## start Given records
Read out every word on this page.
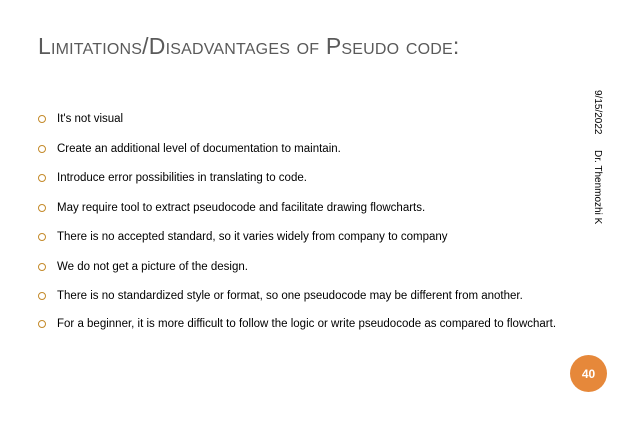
Limitations/Disadvantages of Pseudo code:
It's not visual
Create an additional level of documentation to maintain.
Introduce error possibilities in translating to code.
May require tool to extract pseudocode and facilitate drawing flowcharts.
There is no accepted standard, so it varies widely from company to company
We do not get a picture of the design.
There is no standardized style or format, so one pseudocode may be different from another.
For a beginner, it is more difficult to follow the logic or write pseudocode as compared to flowchart.
9/15/2022
Dr. Thenmozhi K
40
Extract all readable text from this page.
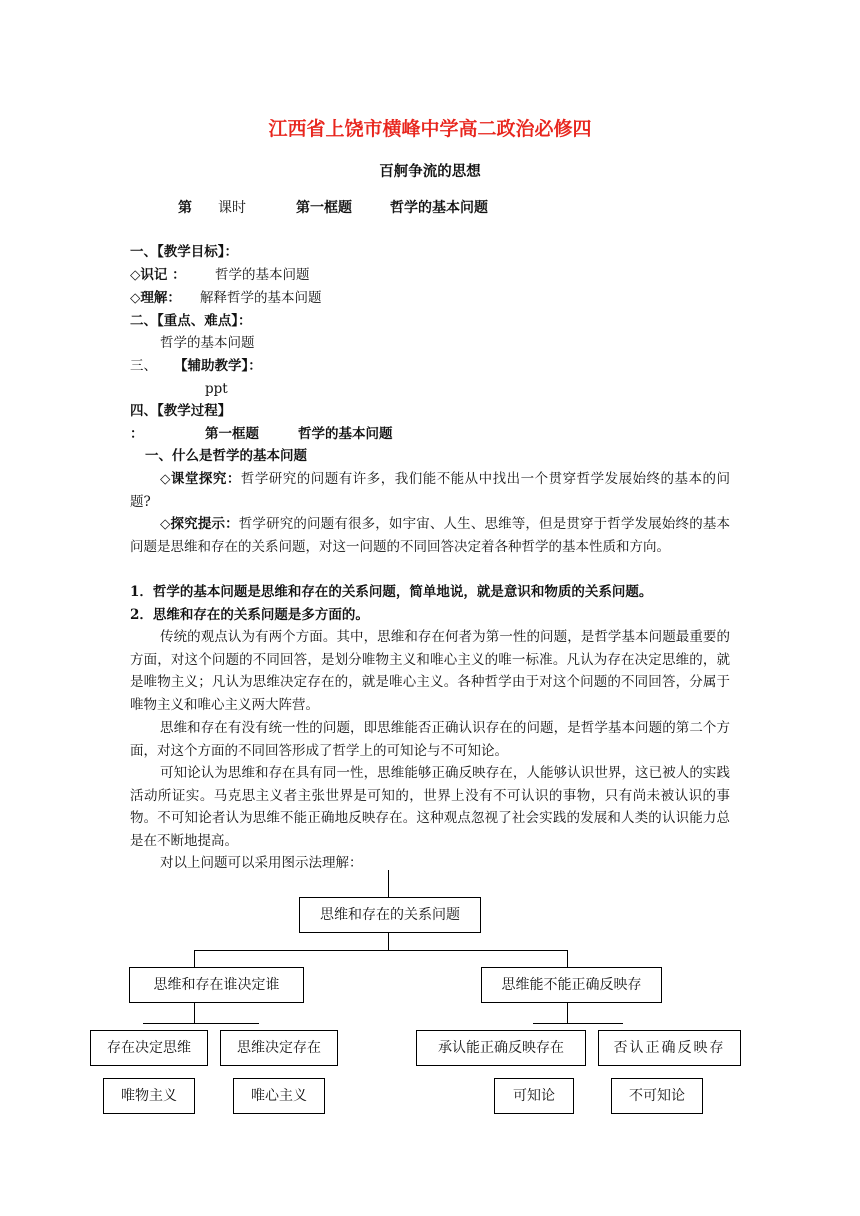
江西省上饶市横峰中学高二政治必修四
百舸争流的思想
第 课时	第一框题	哲学的基本问题
一、【教学目标】：
◇识记 ： 哲学的基本问题
◇理解： 解释哲学的基本问题
二、【重点、难点】：
哲学的基本问题
三、 【辅助教学】：
ppt
四、【教学过程】
：	第一框题	哲学的基本问题
一、什么是哲学的基本问题
◇课堂探究：哲学研究的问题有许多，我们能不能从中找出一个贯穿哲学发展始终的基本的问题?
◇探究提示：哲学研究的问题有很多，如宇宙、人生、思维等，但是贯穿于哲学发展始终的基本问题是思维和存在的关系问题，对这一问题的不同回答决定着各种哲学的基本性质和方向。
1．哲学的基本问题是思维和存在的关系问题，简单地说，就是意识和物质的关系问题。
2．思维和存在的关系问题是多方面的。
传统的观点认为有两个方面。其中，思维和存在何者为第一性的问题，是哲学基本问题最重要的方面，对这个问题的不同回答，是划分唯物主义和唯心主义的唯一标准。凡认为存在决定思维的，就是唯物主义；凡认为思维决定存在的，就是唯心主义。各种哲学由于对这个问题的不同回答，分属于唯物主义和唯心主义两大阵营。
思维和存在有没有统一性的问题，即思维能否正确认识存在的问题，是哲学基本问题的第二个方面，对这个方面的不同回答形成了哲学上的可知论与不可知论。
可知论认为思维和存在具有同一性，思维能够正确反映存在，人能够认识世界，这已被人的实践活动所证实。马克思主义者主张世界是可知的，世界上没有不可认识的事物，只有尚未被认识的事物。不可知论者认为思维不能正确地反映存在。这种观点忽视了社会实践的发展和人类的认识能力总是在不断地提高。
对以上问题可以采用图示法理解：
思维和存在的关系问题
思维和存在谁决定谁	思维能不能正确反映存
存在决定思维	思维决定存在	承认能正确反映存在	否认正确反映存
唯物主义	唯心主义	可知论	不可知论
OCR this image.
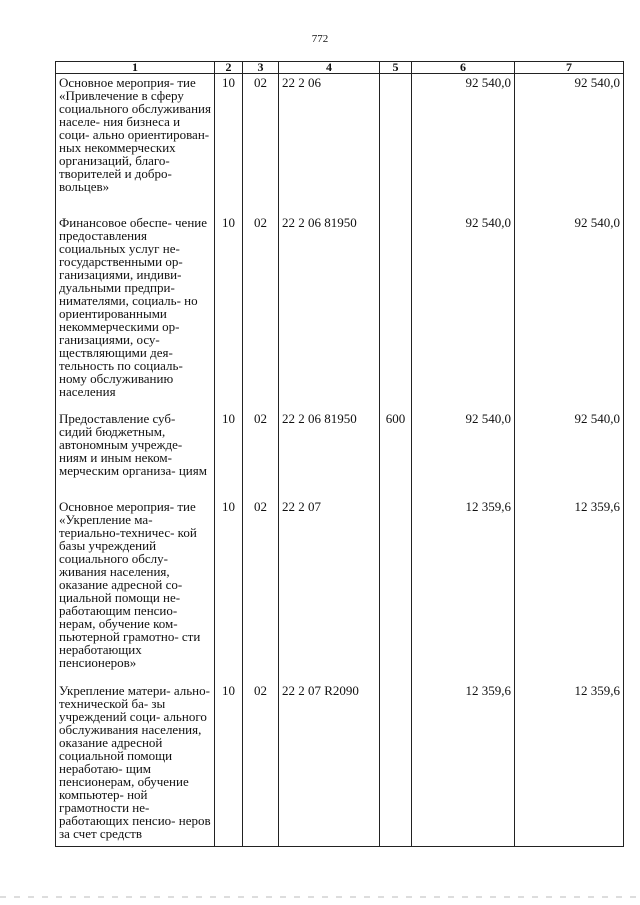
772
1	2	3	4	5	6	7
Основное мероприя- тие «Привлечение в сферу социального обслуживания населе- ния бизнеса и соци- ально ориентирован- ных некоммерческих организаций, благо- творителей и добро- вольцев»	10	02	22 2 06		92 540,0	92 540,0
Финансовое обеспе- чение предоставления социальных услуг не- государственными ор- ганизациями, индиви- дуальными предпри- нимателями, социаль- но ориентированными некоммерческими ор- ганизациями, осу- ществляющими дея- тельность по социаль- ному обслуживанию населения	10	02	22 2 06 81950		92 540,0	92 540,0
Предоставление суб- сидий бюджетным, автономным учрежде- ниям и иным неком- мерческим организа- циям	10	02	22 2 06 81950	600	92 540,0	92 540,0
Основное мероприя- тие «Укрепление ма- териально-техничес- кой базы учреждений социального обслу- живания населения, оказание адресной со- циальной помощи не- работающим пенсио- нерам, обучение ком- пьютерной грамотно- сти неработающих пенсионеров»	10	02	22 2 07		12 359,6	12 359,6
Укрепление матери- ально-технической ба- зы учреждений соци- ального обслуживания населения, оказание адресной социальной помощи неработаю- щим пенсионерам, обучение компьютер- ной грамотности не- работающих пенсио- неров за счет средств	10	02	22 2 07 R2090		12 359,6	12 359,6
## end Given records
*Task*
Go through the data and count each line that has the word "обслуживания", then give the total alone.

*Reply to the task*
2